▸ **Required work**: What follows is a listing. Return every line of it exactly.

• • •

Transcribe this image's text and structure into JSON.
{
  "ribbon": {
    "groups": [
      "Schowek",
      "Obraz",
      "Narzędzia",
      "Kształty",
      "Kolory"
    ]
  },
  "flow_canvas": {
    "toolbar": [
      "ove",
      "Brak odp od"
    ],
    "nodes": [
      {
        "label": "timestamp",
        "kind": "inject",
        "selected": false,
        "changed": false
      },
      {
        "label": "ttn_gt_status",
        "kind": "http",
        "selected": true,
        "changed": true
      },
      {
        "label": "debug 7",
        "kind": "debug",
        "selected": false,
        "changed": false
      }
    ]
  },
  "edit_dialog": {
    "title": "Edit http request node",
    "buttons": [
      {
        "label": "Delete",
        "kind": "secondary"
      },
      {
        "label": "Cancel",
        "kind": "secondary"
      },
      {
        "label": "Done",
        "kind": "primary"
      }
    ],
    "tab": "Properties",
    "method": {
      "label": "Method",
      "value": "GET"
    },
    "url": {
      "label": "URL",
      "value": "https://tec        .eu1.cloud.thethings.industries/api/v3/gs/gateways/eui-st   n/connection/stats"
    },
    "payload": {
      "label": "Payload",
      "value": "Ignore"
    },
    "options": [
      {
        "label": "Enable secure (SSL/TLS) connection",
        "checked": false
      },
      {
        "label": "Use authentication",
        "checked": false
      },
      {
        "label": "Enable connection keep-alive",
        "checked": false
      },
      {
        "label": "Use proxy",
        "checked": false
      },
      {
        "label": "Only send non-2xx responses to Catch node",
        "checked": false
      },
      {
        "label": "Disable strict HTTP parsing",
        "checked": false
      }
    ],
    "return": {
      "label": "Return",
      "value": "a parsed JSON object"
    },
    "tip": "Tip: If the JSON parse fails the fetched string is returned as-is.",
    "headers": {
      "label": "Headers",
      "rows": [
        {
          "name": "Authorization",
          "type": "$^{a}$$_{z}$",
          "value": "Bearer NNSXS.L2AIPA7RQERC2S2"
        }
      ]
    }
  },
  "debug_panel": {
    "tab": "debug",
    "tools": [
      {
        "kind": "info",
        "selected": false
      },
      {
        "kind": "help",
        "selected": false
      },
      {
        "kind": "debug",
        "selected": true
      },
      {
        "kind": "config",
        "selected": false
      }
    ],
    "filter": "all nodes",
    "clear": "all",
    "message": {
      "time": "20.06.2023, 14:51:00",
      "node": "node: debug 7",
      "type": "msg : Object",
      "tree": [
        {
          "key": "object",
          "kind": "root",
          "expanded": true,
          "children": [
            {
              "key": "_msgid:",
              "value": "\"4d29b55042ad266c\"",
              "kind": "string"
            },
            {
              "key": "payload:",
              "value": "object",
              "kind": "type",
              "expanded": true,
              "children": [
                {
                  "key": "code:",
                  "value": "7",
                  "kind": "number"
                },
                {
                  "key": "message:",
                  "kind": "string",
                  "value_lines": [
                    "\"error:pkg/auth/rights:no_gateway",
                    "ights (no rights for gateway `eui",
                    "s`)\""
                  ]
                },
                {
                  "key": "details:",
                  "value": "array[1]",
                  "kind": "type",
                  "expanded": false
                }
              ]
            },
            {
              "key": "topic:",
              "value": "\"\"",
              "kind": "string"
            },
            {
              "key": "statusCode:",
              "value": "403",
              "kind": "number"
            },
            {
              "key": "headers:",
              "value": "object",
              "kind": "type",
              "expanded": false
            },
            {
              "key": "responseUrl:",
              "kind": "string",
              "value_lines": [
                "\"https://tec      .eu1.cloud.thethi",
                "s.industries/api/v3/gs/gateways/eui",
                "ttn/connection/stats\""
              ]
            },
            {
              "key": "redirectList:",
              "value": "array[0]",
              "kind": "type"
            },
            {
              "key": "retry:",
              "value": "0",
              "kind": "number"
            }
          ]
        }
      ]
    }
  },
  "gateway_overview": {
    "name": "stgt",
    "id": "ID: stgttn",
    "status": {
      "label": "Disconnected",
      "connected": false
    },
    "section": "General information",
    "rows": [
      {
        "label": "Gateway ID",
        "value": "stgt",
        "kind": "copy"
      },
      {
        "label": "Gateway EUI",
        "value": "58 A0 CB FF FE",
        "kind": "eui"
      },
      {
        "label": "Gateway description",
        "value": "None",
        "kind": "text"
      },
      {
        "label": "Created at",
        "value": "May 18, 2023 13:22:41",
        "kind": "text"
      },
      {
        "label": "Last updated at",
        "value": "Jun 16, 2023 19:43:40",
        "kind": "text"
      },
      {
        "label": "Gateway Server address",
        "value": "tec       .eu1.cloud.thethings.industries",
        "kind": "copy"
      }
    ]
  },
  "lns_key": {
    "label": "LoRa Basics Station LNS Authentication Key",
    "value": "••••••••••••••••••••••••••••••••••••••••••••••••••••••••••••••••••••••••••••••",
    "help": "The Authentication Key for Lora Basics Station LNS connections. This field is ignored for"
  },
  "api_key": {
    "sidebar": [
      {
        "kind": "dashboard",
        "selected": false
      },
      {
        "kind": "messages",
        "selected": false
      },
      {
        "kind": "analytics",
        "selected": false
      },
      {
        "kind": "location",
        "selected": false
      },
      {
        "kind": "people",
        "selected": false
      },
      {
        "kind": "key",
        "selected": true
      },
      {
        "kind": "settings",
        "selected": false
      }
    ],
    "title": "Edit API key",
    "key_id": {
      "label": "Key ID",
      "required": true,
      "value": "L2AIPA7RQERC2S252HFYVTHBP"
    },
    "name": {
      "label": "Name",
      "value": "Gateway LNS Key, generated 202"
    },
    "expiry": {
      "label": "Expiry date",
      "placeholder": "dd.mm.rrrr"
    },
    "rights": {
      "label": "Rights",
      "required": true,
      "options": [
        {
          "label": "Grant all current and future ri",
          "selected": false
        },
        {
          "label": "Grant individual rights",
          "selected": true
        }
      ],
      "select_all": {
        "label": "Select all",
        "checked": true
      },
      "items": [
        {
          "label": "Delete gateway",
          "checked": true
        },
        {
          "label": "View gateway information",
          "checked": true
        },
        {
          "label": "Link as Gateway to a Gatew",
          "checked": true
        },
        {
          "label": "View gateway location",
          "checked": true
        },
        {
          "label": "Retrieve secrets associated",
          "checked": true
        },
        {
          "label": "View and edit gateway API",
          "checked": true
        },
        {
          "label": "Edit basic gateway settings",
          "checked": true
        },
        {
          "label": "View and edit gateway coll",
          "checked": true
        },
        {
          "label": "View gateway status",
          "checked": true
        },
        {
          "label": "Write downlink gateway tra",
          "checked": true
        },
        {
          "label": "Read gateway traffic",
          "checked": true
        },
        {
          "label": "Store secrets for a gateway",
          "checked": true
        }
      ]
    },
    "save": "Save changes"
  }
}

• • •

▸ **Task response**:
Transcribe this image's text and structure into JSON.
{
  "ribbon": {
    "groups": [
      "Schowek",
      "Obraz",
      "Narzędzia",
      "Kształty",
      "Kolory"
    ]
  },
  "flow_canvas": {
    "toolbar": [
      "ove",
      "Brak odp od"
    ],
    "nodes": [
      {
        "label": "timestamp",
        "kind": "inject",
        "selected": false,
        "changed": false
      },
      {
        "label": "ttn_gt_status",
        "kind": "http",
        "selected": true,
        "changed": true
      },
      {
        "label": "debug 7",
        "kind": "debug",
        "selected": false,
        "changed": false
      }
    ]
  },
  "edit_dialog": {
    "title": "Edit http request node",
    "buttons": [
      {
        "label": "Delete",
        "kind": "secondary"
      },
      {
        "label": "Cancel",
        "kind": "secondary"
      },
      {
        "label": "Done",
        "kind": "primary"
      }
    ],
    "tab": "Properties",
    "method": {
      "label": "Method",
      "value": "GET"
    },
    "url": {
      "label": "URL",
      "value": "https://tec        .eu1.cloud.thethings.industries/api/v3/gs/gateways/eui-st   n/connection/stats"
    },
    "payload": {
      "label": "Payload",
      "value": "Ignore"
    },
    "options": [
      {
        "label": "Enable secure (SSL/TLS) connection",
        "checked": false
      },
      {
        "label": "Use authentication",
        "checked": false
      },
      {
        "label": "Enable connection keep-alive",
        "checked": false
      },
      {
        "label": "Use proxy",
        "checked": false
      },
      {
        "label": "Only send non-2xx responses to Catch node",
        "checked": false
      },
      {
        "label": "Disable strict HTTP parsing",
        "checked": false
      }
    ],
    "return": {
      "label": "Return",
      "value": "a parsed JSON object"
    },
    "tip": "Tip: If the JSON parse fails the fetched string is returned as-is.",
    "headers": {
      "label": "Headers",
      "rows": [
        {
          "name": "Authorization",
          "type": "$^{a}$$_{z}$",
          "value": "Bearer NNSXS.L2AIPA7RQERC2S2"
        }
      ]
    }
  },
  "debug_panel": {
    "tab": "debug",
    "tools": [
      {
        "kind": "info",
        "selected": false
      },
      {
        "kind": "help",
        "selected": false
      },
      {
        "kind": "debug",
        "selected": true
      },
      {
        "kind": "config",
        "selected": false
      }
    ],
    "filter": "all nodes",
    "clear": "all",
    "message": {
      "time": "20.06.2023, 14:51:00",
      "node": "node: debug 7",
      "type": "msg : Object",
      "tree": [
        {
          "key": "object",
          "kind": "root",
          "expanded": true,
          "children": [
            {
              "key": "_msgid:",
              "value": "\"4d29b55042ad266c\"",
              "kind": "string"
            },
            {
              "key": "payload:",
              "value": "object",
              "kind": "type",
              "expanded": true,
              "children": [
                {
                  "key": "code:",
                  "value": "7",
                  "kind": "number"
                },
                {
                  "key": "message:",
                  "kind": "string",
                  "value_lines": [
                    "\"error:pkg/auth/rights:no_gateway",
                    "ights (no rights for gateway `eui",
                    "s`)\""
                  ]
                },
                {
                  "key": "details:",
                  "value": "array[1]",
                  "kind": "type",
                  "expanded": false
                }
              ]
            },
            {
              "key": "topic:",
              "value": "\"\"",
              "kind": "string"
            },
            {
              "key": "statusCode:",
              "value": "403",
              "kind": "number"
            },
            {
              "key": "headers:",
              "value": "object",
              "kind": "type",
              "expanded": false
            },
            {
              "key": "responseUrl:",
              "kind": "string",
              "value_lines": [
                "\"https://tec      .eu1.cloud.thethi",
                "s.industries/api/v3/gs/gateways/eui",
                "ttn/connection/stats\""
              ]
            },
            {
              "key": "redirectList:",
              "value": "array[0]",
              "kind": "type"
            },
            {
              "key": "retry:",
              "value": "0",
              "kind": "number"
            }
          ]
        }
      ]
    }
  },
  "gateway_overview": {
    "name": "stgt",
    "id": "ID: stgttn",
    "status": {
      "label": "Disconnected",
      "connected": false
    },
    "section": "General information",
    "rows": [
      {
        "label": "Gateway ID",
        "value": "stgt",
        "kind": "copy"
      },
      {
        "label": "Gateway EUI",
        "value": "58 A0 CB FF FE",
        "kind": "eui"
      },
      {
        "label": "Gateway description",
        "value": "None",
        "kind": "text"
      },
      {
        "label": "Created at",
        "value": "May 18, 2023 13:22:41",
        "kind": "text"
      },
      {
        "label": "Last updated at",
        "value": "Jun 16, 2023 19:43:40",
        "kind": "text"
      },
      {
        "label": "Gateway Server address",
        "value": "tec       .eu1.cloud.thethings.industries",
        "kind": "copy"
      }
    ]
  },
  "lns_key": {
    "label": "LoRa Basics Station LNS Authentication Key",
    "value": "••••••••••••••••••••••••••••••••••••••••••••••••••••••••••••••••••••••••••••••",
    "help": "The Authentication Key for Lora Basics Station LNS connections. This field is ignored for"
  },
  "api_key": {
    "sidebar": [
      {
        "kind": "dashboard",
        "selected": false
      },
      {
        "kind": "messages",
        "selected": false
      },
      {
        "kind": "analytics",
        "selected": false
      },
      {
        "kind": "location",
        "selected": false
      },
      {
        "kind": "people",
        "selected": false
      },
      {
        "kind": "key",
        "selected": true
      },
      {
        "kind": "settings",
        "selected": false
      }
    ],
    "title": "Edit API key",
    "key_id": {
      "label": "Key ID",
      "required": true,
      "value": "L2AIPA7RQERC2S252HFYVTHBP"
    },
    "name": {
      "label": "Name",
      "value": "Gateway LNS Key, generated 202"
    },
    "expiry": {
      "label": "Expiry date",
      "placeholder": "dd.mm.rrrr"
    },
    "rights": {
      "label": "Rights",
      "required": true,
      "options": [
        {
          "label": "Grant all current and future ri",
          "selected": false
        },
        {
          "label": "Grant individual rights",
          "selected": true
        }
      ],
      "select_all": {
        "label": "Select all",
        "checked": true
      },
      "items": [
        {
          "label": "Delete gateway",
          "checked": true
        },
        {
          "label": "View gateway information",
          "checked": true
        },
        {
          "label": "Link as Gateway to a Gatew",
          "checked": true
        },
        {
          "label": "View gateway location",
          "checked": true
        },
        {
          "label": "Retrieve secrets associated",
          "checked": true
        },
        {
          "label": "View and edit gateway API",
          "checked": true
        },
        {
          "label": "Edit basic gateway settings",
          "checked": true
        },
        {
          "label": "View and edit gateway coll",
          "checked": true
        },
        {
          "label": "View gateway status",
          "checked": true
        },
        {
          "label": "Write downlink gateway tra",
          "checked": true
        },
        {
          "label": "Read gateway traffic",
          "checked": true
        },
        {
          "label": "Store secrets for a gateway",
          "checked": true
        }
      ]
    },
    "save": "Save changes"
  }
}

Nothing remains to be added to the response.